■ **Data shown**:
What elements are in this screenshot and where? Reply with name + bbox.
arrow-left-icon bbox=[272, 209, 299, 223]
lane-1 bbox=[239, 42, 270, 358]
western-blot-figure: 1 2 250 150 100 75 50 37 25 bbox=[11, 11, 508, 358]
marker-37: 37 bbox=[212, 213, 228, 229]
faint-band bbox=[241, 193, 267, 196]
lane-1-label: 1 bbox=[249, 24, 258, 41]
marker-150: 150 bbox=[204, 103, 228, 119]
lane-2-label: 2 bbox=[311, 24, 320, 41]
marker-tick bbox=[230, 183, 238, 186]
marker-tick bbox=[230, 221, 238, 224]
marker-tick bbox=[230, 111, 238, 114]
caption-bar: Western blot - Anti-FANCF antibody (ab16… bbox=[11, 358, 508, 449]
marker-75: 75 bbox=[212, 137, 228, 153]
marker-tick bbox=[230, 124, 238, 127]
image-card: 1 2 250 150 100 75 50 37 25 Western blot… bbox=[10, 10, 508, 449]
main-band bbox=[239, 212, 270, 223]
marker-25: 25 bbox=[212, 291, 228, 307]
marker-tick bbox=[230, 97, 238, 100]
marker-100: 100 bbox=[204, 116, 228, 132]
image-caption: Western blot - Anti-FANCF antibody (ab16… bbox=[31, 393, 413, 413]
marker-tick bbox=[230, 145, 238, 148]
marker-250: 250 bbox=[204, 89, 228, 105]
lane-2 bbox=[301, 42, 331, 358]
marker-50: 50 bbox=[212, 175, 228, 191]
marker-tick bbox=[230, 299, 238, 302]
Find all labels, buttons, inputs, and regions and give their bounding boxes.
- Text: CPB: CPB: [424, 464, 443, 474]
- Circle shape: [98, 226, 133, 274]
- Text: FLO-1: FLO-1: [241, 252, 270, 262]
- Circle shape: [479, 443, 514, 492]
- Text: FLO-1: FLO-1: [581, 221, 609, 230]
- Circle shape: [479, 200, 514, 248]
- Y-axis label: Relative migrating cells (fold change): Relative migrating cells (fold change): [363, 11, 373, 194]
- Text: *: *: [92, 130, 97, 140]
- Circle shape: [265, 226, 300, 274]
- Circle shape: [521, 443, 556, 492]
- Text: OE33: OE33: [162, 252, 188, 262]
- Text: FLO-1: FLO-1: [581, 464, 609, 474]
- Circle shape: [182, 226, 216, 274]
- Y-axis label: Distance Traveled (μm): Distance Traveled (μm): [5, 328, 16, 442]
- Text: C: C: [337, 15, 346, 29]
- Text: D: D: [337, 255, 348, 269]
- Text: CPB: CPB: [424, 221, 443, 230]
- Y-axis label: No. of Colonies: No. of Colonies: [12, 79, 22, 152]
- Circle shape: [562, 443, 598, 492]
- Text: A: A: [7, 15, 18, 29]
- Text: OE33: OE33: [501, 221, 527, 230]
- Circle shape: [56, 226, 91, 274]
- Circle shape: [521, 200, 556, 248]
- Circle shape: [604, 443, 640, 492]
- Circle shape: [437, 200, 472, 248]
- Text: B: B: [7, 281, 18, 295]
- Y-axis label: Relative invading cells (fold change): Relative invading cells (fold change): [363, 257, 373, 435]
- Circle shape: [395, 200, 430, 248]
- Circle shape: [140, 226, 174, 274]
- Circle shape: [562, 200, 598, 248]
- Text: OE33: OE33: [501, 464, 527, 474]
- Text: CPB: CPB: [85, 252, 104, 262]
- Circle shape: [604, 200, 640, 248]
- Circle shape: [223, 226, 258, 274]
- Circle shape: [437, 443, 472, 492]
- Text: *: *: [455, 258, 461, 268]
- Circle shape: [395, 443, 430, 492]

■ **Problem**: Retrieve each line from the records above where the word "tick" occurs.

■ **Task output**:
marker-tick bbox=[230, 183, 238, 186]
marker-tick bbox=[230, 221, 238, 224]
marker-tick bbox=[230, 111, 238, 114]
marker-tick bbox=[230, 124, 238, 127]
marker-tick bbox=[230, 97, 238, 100]
marker-tick bbox=[230, 145, 238, 148]
marker-tick bbox=[230, 299, 238, 302]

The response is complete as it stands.